§ YOUR GOAL
Write every line of the material out exactly as shown.
[BEGIN]
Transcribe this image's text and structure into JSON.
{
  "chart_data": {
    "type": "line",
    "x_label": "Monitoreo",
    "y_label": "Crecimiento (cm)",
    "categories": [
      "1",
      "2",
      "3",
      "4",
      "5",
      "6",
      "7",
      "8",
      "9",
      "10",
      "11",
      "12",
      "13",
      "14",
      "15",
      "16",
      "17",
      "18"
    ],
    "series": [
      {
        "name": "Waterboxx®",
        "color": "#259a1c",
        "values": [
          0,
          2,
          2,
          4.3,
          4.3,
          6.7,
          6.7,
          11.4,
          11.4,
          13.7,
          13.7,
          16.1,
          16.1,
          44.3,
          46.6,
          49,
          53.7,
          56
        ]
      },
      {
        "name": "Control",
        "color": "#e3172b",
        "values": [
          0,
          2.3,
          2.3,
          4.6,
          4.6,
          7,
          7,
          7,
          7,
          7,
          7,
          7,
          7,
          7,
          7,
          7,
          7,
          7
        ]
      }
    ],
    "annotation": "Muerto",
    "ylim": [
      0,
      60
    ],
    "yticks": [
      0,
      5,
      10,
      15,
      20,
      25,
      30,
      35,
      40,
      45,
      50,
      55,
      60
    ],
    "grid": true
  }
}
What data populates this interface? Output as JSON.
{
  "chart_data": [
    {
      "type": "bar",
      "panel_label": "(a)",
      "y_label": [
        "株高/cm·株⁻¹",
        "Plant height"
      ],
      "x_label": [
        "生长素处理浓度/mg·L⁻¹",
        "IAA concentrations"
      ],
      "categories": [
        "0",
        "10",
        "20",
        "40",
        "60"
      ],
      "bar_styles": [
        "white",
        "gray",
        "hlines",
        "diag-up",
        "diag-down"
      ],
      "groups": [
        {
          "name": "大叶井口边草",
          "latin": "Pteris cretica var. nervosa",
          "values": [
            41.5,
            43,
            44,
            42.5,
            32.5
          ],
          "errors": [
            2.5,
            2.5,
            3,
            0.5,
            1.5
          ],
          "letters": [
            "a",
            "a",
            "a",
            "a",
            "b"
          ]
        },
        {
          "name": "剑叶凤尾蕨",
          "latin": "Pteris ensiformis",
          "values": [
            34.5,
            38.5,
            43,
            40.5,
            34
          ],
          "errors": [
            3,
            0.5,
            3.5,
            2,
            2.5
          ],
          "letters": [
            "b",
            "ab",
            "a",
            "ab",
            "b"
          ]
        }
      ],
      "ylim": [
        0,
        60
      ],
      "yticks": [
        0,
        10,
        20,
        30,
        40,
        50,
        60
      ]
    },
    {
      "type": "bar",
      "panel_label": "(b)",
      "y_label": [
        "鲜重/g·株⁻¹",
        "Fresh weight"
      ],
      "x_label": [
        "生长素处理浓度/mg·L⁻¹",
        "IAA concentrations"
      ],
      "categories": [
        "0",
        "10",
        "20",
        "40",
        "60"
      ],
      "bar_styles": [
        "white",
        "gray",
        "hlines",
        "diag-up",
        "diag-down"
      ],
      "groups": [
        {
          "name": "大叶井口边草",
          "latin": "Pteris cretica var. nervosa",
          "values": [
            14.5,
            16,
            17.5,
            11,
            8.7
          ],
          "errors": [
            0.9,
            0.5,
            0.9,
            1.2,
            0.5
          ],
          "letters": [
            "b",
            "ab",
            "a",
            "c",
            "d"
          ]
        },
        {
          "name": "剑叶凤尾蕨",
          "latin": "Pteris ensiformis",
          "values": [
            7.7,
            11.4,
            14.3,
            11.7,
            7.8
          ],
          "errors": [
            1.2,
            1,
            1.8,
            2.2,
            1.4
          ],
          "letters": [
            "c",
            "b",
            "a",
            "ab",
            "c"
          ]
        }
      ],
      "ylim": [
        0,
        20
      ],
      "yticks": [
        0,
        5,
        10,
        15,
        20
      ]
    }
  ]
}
[END]
§ THE OUTPUT
Transcribe this image's text and structure into JSON.
{
  "chart_data": {
    "type": "line",
    "x_label": "Monitoreo",
    "y_label": "Crecimiento (cm)",
    "categories": [
      "1",
      "2",
      "3",
      "4",
      "5",
      "6",
      "7",
      "8",
      "9",
      "10",
      "11",
      "12",
      "13",
      "14",
      "15",
      "16",
      "17",
      "18"
    ],
    "series": [
      {
        "name": "Waterboxx®",
        "color": "#259a1c",
        "values": [
          0,
          2,
          2,
          4.3,
          4.3,
          6.7,
          6.7,
          11.4,
          11.4,
          13.7,
          13.7,
          16.1,
          16.1,
          44.3,
          46.6,
          49,
          53.7,
          56
        ]
      },
      {
        "name": "Control",
        "color": "#e3172b",
        "values": [
          0,
          2.3,
          2.3,
          4.6,
          4.6,
          7,
          7,
          7,
          7,
          7,
          7,
          7,
          7,
          7,
          7,
          7,
          7,
          7
        ]
      }
    ],
    "annotation": "Muerto",
    "ylim": [
      0,
      60
    ],
    "yticks": [
      0,
      5,
      10,
      15,
      20,
      25,
      30,
      35,
      40,
      45,
      50,
      55,
      60
    ],
    "grid": true
  }
}
What data populates this interface? Output as JSON.
{
  "chart_data": [
    {
      "type": "bar",
      "panel_label": "(a)",
      "y_label": [
        "株高/cm·株⁻¹",
        "Plant height"
      ],
      "x_label": [
        "生长素处理浓度/mg·L⁻¹",
        "IAA concentrations"
      ],
      "categories": [
        "0",
        "10",
        "20",
        "40",
        "60"
      ],
      "bar_styles": [
        "white",
        "gray",
        "hlines",
        "diag-up",
        "diag-down"
      ],
      "groups": [
        {
          "name": "大叶井口边草",
          "latin": "Pteris cretica var. nervosa",
          "values": [
            41.5,
            43,
            44,
            42.5,
            32.5
          ],
          "errors": [
            2.5,
            2.5,
            3,
            0.5,
            1.5
          ],
          "letters": [
            "a",
            "a",
            "a",
            "a",
            "b"
          ]
        },
        {
          "name": "剑叶凤尾蕨",
          "latin": "Pteris ensiformis",
          "values": [
            34.5,
            38.5,
            43,
            40.5,
            34
          ],
          "errors": [
            3,
            0.5,
            3.5,
            2,
            2.5
          ],
          "letters": [
            "b",
            "ab",
            "a",
            "ab",
            "b"
          ]
        }
      ],
      "ylim": [
        0,
        60
      ],
      "yticks": [
        0,
        10,
        20,
        30,
        40,
        50,
        60
      ]
    },
    {
      "type": "bar",
      "panel_label": "(b)",
      "y_label": [
        "鲜重/g·株⁻¹",
        "Fresh weight"
      ],
      "x_label": [
        "生长素处理浓度/mg·L⁻¹",
        "IAA concentrations"
      ],
      "categories": [
        "0",
        "10",
        "20",
        "40",
        "60"
      ],
      "bar_styles": [
        "white",
        "gray",
        "hlines",
        "diag-up",
        "diag-down"
      ],
      "groups": [
        {
          "name": "大叶井口边草",
          "latin": "Pteris cretica var. nervosa",
          "values": [
            14.5,
            16,
            17.5,
            11,
            8.7
          ],
          "errors": [
            0.9,
            0.5,
            0.9,
            1.2,
            0.5
          ],
          "letters": [
            "b",
            "ab",
            "a",
            "c",
            "d"
          ]
        },
        {
          "name": "剑叶凤尾蕨",
          "latin": "Pteris ensiformis",
          "values": [
            7.7,
            11.4,
            14.3,
            11.7,
            7.8
          ],
          "errors": [
            1.2,
            1,
            1.8,
            2.2,
            1.4
          ],
          "letters": [
            "c",
            "b",
            "a",
            "ab",
            "c"
          ]
        }
      ],
      "ylim": [
        0,
        20
      ],
      "yticks": [
        0,
        5,
        10,
        15,
        20
      ]
    }
  ]
}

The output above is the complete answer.